## Request:
Don't copy the pictures; return every other part of the records exactly.

## Data excerpts:
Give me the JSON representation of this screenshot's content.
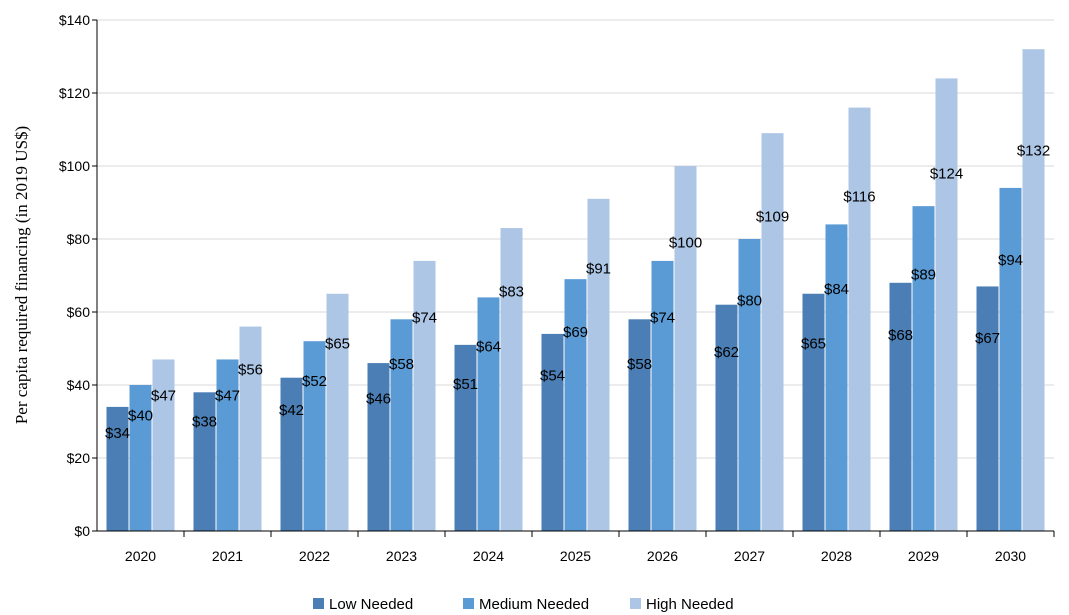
{
  "chart_data": {
    "type": "bar",
    "title": "",
    "xlabel": "",
    "ylabel": "Per capita required  financing  (in 2019 US$)",
    "ylim": [
      0,
      140
    ],
    "yticks": [
      0,
      20,
      40,
      60,
      80,
      100,
      120,
      140
    ],
    "ytick_labels": [
      "$0",
      "$20",
      "$40",
      "$60",
      "$80",
      "$100",
      "$120",
      "$140"
    ],
    "grid": true,
    "legend_position": "bottom",
    "categories": [
      "2020",
      "2021",
      "2022",
      "2023",
      "2024",
      "2025",
      "2026",
      "2027",
      "2028",
      "2029",
      "2030"
    ],
    "series": [
      {
        "name": "Low Needed",
        "color": "#4a7eb5",
        "values": [
          34,
          38,
          42,
          46,
          51,
          54,
          58,
          62,
          65,
          68,
          67
        ],
        "labels": [
          "$34",
          "$38",
          "$42",
          "$46",
          "$51",
          "$54",
          "$58",
          "$62",
          "$65",
          "$68",
          "$67"
        ]
      },
      {
        "name": "Medium Needed",
        "color": "#5b9bd5",
        "values": [
          40,
          47,
          52,
          58,
          64,
          69,
          74,
          80,
          84,
          89,
          94
        ],
        "labels": [
          "$40",
          "$47",
          "$52",
          "$58",
          "$64",
          "$69",
          "$74",
          "$80",
          "$84",
          "$89",
          "$94"
        ]
      },
      {
        "name": "High Needed",
        "color": "#adc6e6",
        "values": [
          47,
          56,
          65,
          74,
          83,
          91,
          100,
          109,
          116,
          124,
          132
        ],
        "labels": [
          "$47",
          "$56",
          "$65",
          "$74",
          "$83",
          "$91",
          "$100",
          "$109",
          "$116",
          "$124",
          "$132"
        ]
      }
    ]
  }
}
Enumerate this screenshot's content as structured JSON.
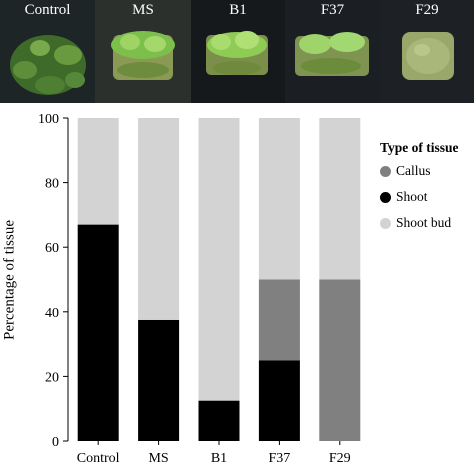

## Task answer:
Give me the JSON representation of this screenshot's content.
{
  "chart_data": {
    "type": "bar",
    "title": "",
    "xlabel": "",
    "ylabel": "Per capita required  financing  (in 2019 US$)",
    "ylim": [
      0,
      140
    ],
    "yticks": [
      0,
      20,
      40,
      60,
      80,
      100,
      120,
      140
    ],
    "ytick_labels": [
      "$0",
      "$20",
      "$40",
      "$60",
      "$80",
      "$100",
      "$120",
      "$140"
    ],
    "grid": true,
    "legend_position": "bottom",
    "categories": [
      "2020",
      "2021",
      "2022",
      "2023",
      "2024",
      "2025",
      "2026",
      "2027",
      "2028",
      "2029",
      "2030"
    ],
    "series": [
      {
        "name": "Low Needed",
        "color": "#4a7eb5",
        "values": [
          34,
          38,
          42,
          46,
          51,
          54,
          58,
          62,
          65,
          68,
          67
        ],
        "labels": [
          "$34",
          "$38",
          "$42",
          "$46",
          "$51",
          "$54",
          "$58",
          "$62",
          "$65",
          "$68",
          "$67"
        ]
      },
      {
        "name": "Medium Needed",
        "color": "#5b9bd5",
        "values": [
          40,
          47,
          52,
          58,
          64,
          69,
          74,
          80,
          84,
          89,
          94
        ],
        "labels": [
          "$40",
          "$47",
          "$52",
          "$58",
          "$64",
          "$69",
          "$74",
          "$80",
          "$84",
          "$89",
          "$94"
        ]
      },
      {
        "name": "High Needed",
        "color": "#adc6e6",
        "values": [
          47,
          56,
          65,
          74,
          83,
          91,
          100,
          109,
          116,
          124,
          132
        ],
        "labels": [
          "$47",
          "$56",
          "$65",
          "$74",
          "$83",
          "$91",
          "$100",
          "$109",
          "$116",
          "$124",
          "$132"
        ]
      }
    ]
  }
}
Enumerate this screenshot's content as structured JSON.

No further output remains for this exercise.